• _EXERCISE INSTRUCTIONS_
Copy every line that holds "scheppach".

• _SUPPLIED DATA_
※ ※ ※

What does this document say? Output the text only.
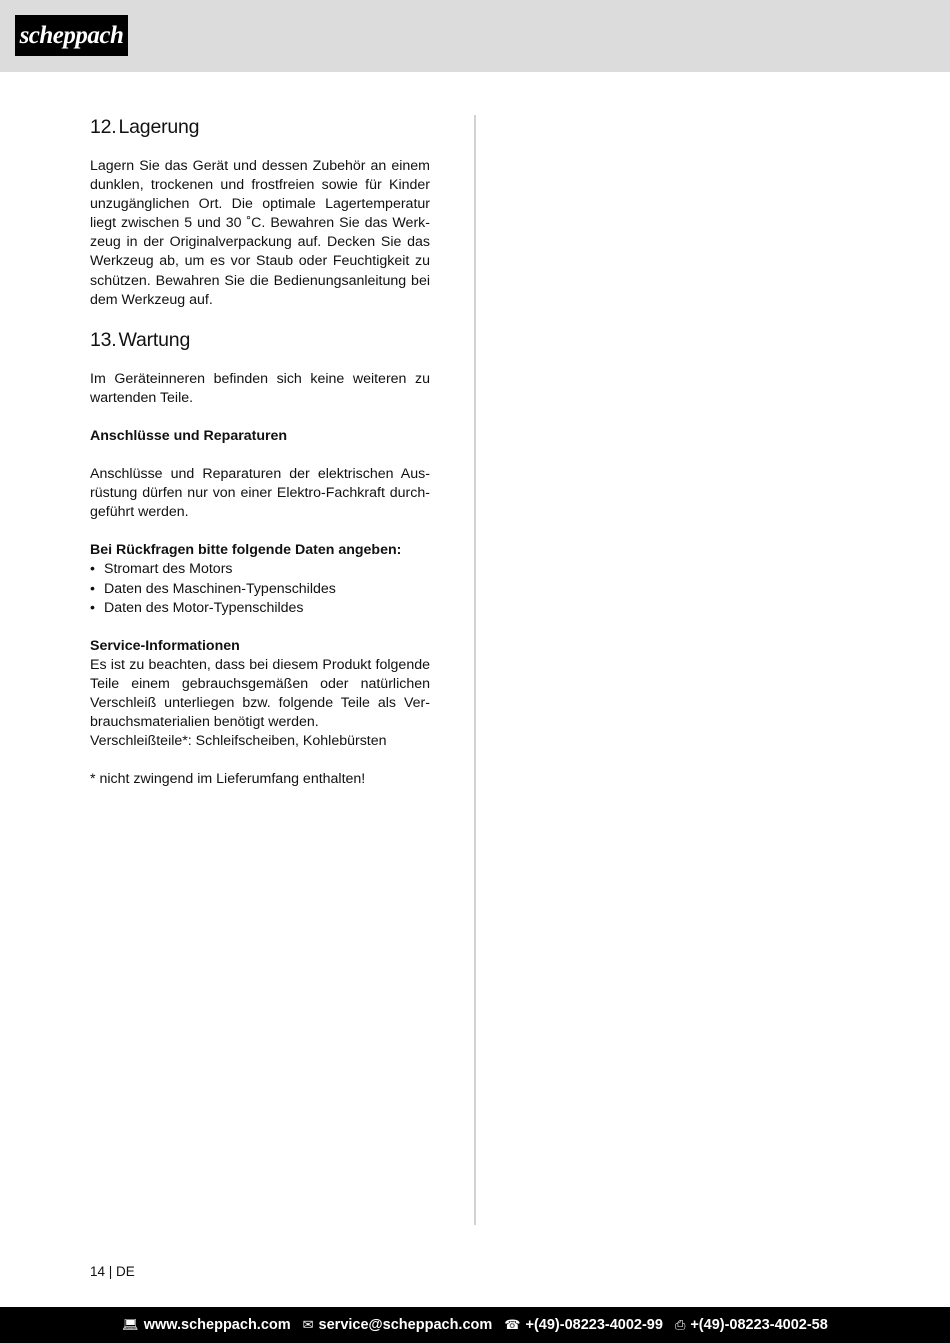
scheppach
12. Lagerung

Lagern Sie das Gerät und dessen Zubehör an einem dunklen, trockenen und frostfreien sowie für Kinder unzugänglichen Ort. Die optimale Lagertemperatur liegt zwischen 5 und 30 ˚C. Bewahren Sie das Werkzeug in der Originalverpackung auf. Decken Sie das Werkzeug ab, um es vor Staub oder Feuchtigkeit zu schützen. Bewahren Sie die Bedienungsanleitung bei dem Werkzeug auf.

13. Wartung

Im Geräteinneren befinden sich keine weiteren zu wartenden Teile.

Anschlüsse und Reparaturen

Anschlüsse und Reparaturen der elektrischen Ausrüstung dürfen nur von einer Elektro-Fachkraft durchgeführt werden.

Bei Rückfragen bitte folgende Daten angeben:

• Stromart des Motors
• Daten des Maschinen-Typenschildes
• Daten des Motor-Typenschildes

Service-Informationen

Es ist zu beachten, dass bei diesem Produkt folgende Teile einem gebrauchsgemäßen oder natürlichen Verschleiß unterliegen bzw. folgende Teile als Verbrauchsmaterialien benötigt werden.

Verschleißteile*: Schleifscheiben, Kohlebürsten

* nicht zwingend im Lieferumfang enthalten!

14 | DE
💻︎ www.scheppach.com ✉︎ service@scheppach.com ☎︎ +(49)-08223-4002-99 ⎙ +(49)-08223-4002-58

※ ※ ※

• _FULL SOLUTION_
scheppach
💻︎ www.scheppach.com ✉︎ service@scheppach.com ☎︎ +(49)-08223-4002-99 ⎙ +(49)-08223-4002-58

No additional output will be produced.